▶ What is being asked
Print all of the data exactly as written.

▶ Provided entries
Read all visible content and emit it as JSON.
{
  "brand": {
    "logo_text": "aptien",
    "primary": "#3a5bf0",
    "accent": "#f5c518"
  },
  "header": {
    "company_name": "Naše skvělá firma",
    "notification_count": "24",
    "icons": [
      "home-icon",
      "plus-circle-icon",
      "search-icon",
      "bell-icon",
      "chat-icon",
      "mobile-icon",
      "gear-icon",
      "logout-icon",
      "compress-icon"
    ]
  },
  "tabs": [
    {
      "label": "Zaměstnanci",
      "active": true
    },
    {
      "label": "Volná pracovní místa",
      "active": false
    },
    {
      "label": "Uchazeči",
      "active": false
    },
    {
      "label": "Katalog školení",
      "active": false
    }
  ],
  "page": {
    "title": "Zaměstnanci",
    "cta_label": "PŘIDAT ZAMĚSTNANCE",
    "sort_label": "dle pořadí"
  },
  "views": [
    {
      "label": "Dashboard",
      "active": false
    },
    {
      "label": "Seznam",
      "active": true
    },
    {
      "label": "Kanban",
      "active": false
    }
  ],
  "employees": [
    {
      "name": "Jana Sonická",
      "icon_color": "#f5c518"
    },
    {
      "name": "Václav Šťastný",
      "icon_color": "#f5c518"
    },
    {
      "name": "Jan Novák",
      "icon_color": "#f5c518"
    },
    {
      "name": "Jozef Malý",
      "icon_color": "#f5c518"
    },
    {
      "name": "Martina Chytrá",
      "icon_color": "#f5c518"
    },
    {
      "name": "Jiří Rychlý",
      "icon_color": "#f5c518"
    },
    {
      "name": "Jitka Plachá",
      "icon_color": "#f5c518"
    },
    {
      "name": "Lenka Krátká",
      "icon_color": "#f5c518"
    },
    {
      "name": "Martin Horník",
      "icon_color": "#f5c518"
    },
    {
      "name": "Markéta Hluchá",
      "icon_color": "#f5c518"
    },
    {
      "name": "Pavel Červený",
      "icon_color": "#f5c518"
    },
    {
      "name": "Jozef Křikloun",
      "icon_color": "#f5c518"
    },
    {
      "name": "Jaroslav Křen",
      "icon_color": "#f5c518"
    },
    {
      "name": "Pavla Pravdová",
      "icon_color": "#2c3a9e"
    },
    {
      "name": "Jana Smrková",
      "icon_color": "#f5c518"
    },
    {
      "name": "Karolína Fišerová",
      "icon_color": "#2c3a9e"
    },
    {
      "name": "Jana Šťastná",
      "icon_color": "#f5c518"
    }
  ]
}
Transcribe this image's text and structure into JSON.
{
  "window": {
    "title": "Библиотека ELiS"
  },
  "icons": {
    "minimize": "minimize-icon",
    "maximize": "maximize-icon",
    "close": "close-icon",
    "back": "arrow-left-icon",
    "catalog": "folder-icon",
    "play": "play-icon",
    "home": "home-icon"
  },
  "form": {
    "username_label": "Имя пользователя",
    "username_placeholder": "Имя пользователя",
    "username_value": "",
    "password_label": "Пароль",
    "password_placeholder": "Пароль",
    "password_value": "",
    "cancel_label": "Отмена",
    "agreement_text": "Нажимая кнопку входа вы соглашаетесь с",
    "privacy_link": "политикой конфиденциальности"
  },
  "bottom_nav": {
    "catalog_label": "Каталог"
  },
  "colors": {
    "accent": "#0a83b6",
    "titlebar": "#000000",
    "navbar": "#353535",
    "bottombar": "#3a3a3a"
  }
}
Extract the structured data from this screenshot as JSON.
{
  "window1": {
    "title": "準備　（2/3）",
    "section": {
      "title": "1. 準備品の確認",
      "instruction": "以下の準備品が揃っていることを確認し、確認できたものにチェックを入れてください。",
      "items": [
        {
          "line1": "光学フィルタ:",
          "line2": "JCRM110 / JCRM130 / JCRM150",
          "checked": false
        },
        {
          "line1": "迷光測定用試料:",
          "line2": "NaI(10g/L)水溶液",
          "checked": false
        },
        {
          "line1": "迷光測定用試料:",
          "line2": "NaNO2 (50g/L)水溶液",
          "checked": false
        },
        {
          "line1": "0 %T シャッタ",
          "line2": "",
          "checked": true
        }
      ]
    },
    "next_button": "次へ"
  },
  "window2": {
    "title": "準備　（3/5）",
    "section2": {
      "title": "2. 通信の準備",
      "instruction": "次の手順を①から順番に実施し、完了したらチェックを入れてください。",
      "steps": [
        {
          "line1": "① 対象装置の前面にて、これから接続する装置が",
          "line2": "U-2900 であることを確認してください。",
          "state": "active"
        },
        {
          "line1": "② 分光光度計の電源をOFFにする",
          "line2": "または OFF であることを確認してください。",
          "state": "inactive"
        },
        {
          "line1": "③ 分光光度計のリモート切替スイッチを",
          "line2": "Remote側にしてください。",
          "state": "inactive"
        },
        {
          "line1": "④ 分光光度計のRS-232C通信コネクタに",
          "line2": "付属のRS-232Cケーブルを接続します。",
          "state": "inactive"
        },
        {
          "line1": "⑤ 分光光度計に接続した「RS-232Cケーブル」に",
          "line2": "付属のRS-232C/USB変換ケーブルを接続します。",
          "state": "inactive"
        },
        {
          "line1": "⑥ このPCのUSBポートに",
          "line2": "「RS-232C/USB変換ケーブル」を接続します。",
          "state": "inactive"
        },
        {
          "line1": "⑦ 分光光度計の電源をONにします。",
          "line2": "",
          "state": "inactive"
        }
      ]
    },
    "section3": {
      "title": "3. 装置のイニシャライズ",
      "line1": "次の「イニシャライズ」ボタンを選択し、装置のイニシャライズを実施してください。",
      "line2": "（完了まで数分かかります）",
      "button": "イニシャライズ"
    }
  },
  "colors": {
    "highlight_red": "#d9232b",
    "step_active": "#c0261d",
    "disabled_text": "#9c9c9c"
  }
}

▶ Response for this exercise
Read all visible content and emit it as JSON.
{
  "brand": {
    "logo_text": "aptien",
    "primary": "#3a5bf0",
    "accent": "#f5c518"
  },
  "header": {
    "company_name": "Naše skvělá firma",
    "notification_count": "24",
    "icons": [
      "home-icon",
      "plus-circle-icon",
      "search-icon",
      "bell-icon",
      "chat-icon",
      "mobile-icon",
      "gear-icon",
      "logout-icon",
      "compress-icon"
    ]
  },
  "tabs": [
    {
      "label": "Zaměstnanci",
      "active": true
    },
    {
      "label": "Volná pracovní místa",
      "active": false
    },
    {
      "label": "Uchazeči",
      "active": false
    },
    {
      "label": "Katalog školení",
      "active": false
    }
  ],
  "page": {
    "title": "Zaměstnanci",
    "cta_label": "PŘIDAT ZAMĚSTNANCE",
    "sort_label": "dle pořadí"
  },
  "views": [
    {
      "label": "Dashboard",
      "active": false
    },
    {
      "label": "Seznam",
      "active": true
    },
    {
      "label": "Kanban",
      "active": false
    }
  ],
  "employees": [
    {
      "name": "Jana Sonická",
      "icon_color": "#f5c518"
    },
    {
      "name": "Václav Šťastný",
      "icon_color": "#f5c518"
    },
    {
      "name": "Jan Novák",
      "icon_color": "#f5c518"
    },
    {
      "name": "Jozef Malý",
      "icon_color": "#f5c518"
    },
    {
      "name": "Martina Chytrá",
      "icon_color": "#f5c518"
    },
    {
      "name": "Jiří Rychlý",
      "icon_color": "#f5c518"
    },
    {
      "name": "Jitka Plachá",
      "icon_color": "#f5c518"
    },
    {
      "name": "Lenka Krátká",
      "icon_color": "#f5c518"
    },
    {
      "name": "Martin Horník",
      "icon_color": "#f5c518"
    },
    {
      "name": "Markéta Hluchá",
      "icon_color": "#f5c518"
    },
    {
      "name": "Pavel Červený",
      "icon_color": "#f5c518"
    },
    {
      "name": "Jozef Křikloun",
      "icon_color": "#f5c518"
    },
    {
      "name": "Jaroslav Křen",
      "icon_color": "#f5c518"
    },
    {
      "name": "Pavla Pravdová",
      "icon_color": "#2c3a9e"
    },
    {
      "name": "Jana Smrková",
      "icon_color": "#f5c518"
    },
    {
      "name": "Karolína Fišerová",
      "icon_color": "#2c3a9e"
    },
    {
      "name": "Jana Šťastná",
      "icon_color": "#f5c518"
    }
  ]
}
Transcribe this image's text and structure into JSON.
{
  "window": {
    "title": "Библиотека ELiS"
  },
  "icons": {
    "minimize": "minimize-icon",
    "maximize": "maximize-icon",
    "close": "close-icon",
    "back": "arrow-left-icon",
    "catalog": "folder-icon",
    "play": "play-icon",
    "home": "home-icon"
  },
  "form": {
    "username_label": "Имя пользователя",
    "username_placeholder": "Имя пользователя",
    "username_value": "",
    "password_label": "Пароль",
    "password_placeholder": "Пароль",
    "password_value": "",
    "cancel_label": "Отмена",
    "agreement_text": "Нажимая кнопку входа вы соглашаетесь с",
    "privacy_link": "политикой конфиденциальности"
  },
  "bottom_nav": {
    "catalog_label": "Каталог"
  },
  "colors": {
    "accent": "#0a83b6",
    "titlebar": "#000000",
    "navbar": "#353535",
    "bottombar": "#3a3a3a"
  }
}
Extract the structured data from this screenshot as JSON.
{
  "window1": {
    "title": "準備　（2/3）",
    "section": {
      "title": "1. 準備品の確認",
      "instruction": "以下の準備品が揃っていることを確認し、確認できたものにチェックを入れてください。",
      "items": [
        {
          "line1": "光学フィルタ:",
          "line2": "JCRM110 / JCRM130 / JCRM150",
          "checked": false
        },
        {
          "line1": "迷光測定用試料:",
          "line2": "NaI(10g/L)水溶液",
          "checked": false
        },
        {
          "line1": "迷光測定用試料:",
          "line2": "NaNO2 (50g/L)水溶液",
          "checked": false
        },
        {
          "line1": "0 %T シャッタ",
          "line2": "",
          "checked": true
        }
      ]
    },
    "next_button": "次へ"
  },
  "window2": {
    "title": "準備　（3/5）",
    "section2": {
      "title": "2. 通信の準備",
      "instruction": "次の手順を①から順番に実施し、完了したらチェックを入れてください。",
      "steps": [
        {
          "line1": "① 対象装置の前面にて、これから接続する装置が",
          "line2": "U-2900 であることを確認してください。",
          "state": "active"
        },
        {
          "line1": "② 分光光度計の電源をOFFにする",
          "line2": "または OFF であることを確認してください。",
          "state": "inactive"
        },
        {
          "line1": "③ 分光光度計のリモート切替スイッチを",
          "line2": "Remote側にしてください。",
          "state": "inactive"
        },
        {
          "line1": "④ 分光光度計のRS-232C通信コネクタに",
          "line2": "付属のRS-232Cケーブルを接続します。",
          "state": "inactive"
        },
        {
          "line1": "⑤ 分光光度計に接続した「RS-232Cケーブル」に",
          "line2": "付属のRS-232C/USB変換ケーブルを接続します。",
          "state": "inactive"
        },
        {
          "line1": "⑥ このPCのUSBポートに",
          "line2": "「RS-232C/USB変換ケーブル」を接続します。",
          "state": "inactive"
        },
        {
          "line1": "⑦ 分光光度計の電源をONにします。",
          "line2": "",
          "state": "inactive"
        }
      ]
    },
    "section3": {
      "title": "3. 装置のイニシャライズ",
      "line1": "次の「イニシャライズ」ボタンを選択し、装置のイニシャライズを実施してください。",
      "line2": "（完了まで数分かかります）",
      "button": "イニシャライズ"
    }
  },
  "colors": {
    "highlight_red": "#d9232b",
    "step_active": "#c0261d",
    "disabled_text": "#9c9c9c"
  }
}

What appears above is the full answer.